*Record set*:
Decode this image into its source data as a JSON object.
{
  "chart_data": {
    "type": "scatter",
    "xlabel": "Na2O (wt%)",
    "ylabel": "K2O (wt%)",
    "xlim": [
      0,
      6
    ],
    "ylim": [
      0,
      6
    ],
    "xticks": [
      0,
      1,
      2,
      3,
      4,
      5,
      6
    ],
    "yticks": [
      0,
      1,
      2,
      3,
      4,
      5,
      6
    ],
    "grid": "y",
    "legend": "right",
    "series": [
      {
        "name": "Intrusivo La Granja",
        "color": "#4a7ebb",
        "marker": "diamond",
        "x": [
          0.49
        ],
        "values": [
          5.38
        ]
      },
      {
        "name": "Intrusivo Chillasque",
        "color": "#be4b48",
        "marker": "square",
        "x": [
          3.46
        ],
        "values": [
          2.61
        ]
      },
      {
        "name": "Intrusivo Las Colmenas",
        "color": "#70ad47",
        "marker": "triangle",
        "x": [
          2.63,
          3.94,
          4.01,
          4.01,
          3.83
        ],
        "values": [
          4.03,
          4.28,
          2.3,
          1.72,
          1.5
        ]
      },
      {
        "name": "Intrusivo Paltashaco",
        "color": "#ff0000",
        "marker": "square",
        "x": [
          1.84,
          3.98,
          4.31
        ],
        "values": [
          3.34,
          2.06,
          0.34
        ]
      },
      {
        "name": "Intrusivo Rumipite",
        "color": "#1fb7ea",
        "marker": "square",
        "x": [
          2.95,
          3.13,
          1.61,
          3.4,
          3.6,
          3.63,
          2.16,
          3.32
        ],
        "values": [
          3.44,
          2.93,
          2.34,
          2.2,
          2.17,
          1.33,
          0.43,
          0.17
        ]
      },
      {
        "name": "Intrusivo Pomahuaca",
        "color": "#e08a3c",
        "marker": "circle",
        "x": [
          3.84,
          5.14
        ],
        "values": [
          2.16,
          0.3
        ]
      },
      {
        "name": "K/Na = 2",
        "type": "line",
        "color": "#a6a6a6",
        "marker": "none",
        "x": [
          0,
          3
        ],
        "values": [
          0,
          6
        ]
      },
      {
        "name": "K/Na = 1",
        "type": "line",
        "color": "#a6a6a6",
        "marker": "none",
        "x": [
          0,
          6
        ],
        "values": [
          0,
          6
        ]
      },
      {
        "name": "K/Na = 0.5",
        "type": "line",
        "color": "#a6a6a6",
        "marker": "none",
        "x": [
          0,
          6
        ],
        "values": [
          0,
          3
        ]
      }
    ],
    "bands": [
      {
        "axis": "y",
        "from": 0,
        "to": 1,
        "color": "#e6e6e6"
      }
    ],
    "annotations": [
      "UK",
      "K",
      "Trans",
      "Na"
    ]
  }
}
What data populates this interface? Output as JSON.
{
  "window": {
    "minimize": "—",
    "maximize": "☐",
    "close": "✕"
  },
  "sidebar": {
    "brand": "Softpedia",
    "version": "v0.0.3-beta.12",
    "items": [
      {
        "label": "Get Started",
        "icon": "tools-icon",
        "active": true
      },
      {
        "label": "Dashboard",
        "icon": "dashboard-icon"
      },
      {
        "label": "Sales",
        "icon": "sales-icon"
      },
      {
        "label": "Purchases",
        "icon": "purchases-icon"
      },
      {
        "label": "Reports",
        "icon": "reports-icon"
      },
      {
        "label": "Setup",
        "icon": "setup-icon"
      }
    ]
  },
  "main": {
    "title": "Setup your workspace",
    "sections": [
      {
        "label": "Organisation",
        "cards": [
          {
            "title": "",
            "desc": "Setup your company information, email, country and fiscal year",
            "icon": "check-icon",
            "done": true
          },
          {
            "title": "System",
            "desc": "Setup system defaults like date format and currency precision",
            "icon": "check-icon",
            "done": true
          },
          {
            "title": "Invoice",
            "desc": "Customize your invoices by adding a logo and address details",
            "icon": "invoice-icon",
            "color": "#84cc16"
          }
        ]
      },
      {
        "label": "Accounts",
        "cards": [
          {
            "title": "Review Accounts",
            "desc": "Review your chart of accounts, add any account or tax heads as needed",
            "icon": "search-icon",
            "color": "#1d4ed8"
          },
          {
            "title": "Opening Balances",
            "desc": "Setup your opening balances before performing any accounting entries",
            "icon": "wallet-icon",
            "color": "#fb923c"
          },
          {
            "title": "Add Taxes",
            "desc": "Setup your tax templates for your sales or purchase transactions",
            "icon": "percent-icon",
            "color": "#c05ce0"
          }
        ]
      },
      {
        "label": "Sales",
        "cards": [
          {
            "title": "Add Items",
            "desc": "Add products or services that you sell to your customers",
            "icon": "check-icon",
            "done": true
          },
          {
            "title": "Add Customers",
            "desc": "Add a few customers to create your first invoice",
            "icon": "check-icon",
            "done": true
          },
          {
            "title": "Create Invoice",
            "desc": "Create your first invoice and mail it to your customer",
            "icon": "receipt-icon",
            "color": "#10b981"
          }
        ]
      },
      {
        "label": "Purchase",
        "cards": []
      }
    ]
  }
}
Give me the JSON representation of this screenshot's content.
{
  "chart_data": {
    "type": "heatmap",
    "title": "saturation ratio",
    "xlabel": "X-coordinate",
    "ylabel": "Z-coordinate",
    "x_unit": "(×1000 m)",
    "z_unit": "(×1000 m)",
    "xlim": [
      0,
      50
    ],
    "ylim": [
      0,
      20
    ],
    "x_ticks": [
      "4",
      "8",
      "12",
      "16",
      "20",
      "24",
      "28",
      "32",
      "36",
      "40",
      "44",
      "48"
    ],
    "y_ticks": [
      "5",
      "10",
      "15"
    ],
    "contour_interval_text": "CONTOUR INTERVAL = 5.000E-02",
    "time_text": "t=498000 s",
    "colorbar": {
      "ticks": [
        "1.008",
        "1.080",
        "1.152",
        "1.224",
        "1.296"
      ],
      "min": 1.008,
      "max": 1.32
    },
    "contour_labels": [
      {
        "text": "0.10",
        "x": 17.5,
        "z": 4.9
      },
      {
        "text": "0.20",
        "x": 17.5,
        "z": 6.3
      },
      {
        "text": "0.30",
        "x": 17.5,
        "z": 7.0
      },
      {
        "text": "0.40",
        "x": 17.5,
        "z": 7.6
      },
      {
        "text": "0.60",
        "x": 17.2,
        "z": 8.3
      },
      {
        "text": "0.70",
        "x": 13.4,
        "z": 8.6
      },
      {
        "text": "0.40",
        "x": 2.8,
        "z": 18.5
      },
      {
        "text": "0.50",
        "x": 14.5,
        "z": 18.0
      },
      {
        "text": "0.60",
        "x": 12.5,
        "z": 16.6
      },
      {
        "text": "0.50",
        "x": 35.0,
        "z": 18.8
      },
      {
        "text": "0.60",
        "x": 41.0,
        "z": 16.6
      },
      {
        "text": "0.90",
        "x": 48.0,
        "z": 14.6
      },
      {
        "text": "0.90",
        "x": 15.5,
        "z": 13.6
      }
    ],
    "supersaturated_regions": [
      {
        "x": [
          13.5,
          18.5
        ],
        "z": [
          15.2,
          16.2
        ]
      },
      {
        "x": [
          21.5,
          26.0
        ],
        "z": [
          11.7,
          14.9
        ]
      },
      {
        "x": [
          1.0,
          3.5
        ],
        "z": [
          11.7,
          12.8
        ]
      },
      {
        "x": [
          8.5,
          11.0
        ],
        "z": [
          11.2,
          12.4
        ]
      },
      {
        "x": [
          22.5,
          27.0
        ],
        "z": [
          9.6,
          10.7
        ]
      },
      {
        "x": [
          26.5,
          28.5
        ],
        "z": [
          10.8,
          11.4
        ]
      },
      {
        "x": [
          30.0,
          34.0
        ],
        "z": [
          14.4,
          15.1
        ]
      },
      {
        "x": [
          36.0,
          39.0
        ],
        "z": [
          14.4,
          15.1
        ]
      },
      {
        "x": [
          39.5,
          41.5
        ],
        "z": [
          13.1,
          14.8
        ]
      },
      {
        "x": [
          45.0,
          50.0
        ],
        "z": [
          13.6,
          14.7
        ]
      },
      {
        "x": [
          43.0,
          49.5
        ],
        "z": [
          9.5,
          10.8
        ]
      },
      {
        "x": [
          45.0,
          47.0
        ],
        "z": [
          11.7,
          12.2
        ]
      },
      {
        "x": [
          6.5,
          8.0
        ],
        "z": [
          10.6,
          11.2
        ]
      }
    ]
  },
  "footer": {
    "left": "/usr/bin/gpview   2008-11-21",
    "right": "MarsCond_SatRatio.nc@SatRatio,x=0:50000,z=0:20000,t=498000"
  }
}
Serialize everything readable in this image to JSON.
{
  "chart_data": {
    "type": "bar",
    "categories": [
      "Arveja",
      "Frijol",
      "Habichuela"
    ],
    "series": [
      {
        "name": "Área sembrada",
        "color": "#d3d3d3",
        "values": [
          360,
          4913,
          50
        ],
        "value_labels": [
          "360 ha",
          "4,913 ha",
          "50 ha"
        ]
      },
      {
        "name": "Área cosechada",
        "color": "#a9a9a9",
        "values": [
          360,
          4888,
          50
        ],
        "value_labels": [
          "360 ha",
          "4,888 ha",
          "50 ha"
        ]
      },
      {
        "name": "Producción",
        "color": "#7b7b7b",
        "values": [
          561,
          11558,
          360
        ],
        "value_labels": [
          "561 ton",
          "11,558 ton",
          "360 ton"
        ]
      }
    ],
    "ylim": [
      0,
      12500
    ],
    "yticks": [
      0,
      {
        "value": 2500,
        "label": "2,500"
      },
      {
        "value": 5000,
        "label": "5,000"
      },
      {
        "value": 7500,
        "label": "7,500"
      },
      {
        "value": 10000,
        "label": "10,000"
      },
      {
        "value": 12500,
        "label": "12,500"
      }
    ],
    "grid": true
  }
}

*Exercise goal*: Where a line in the entries holds "coordinate", copy that line.

*Output of the exercise*:
    "xlabel": "X-coordinate",
    "ylabel": "Z-coordinate",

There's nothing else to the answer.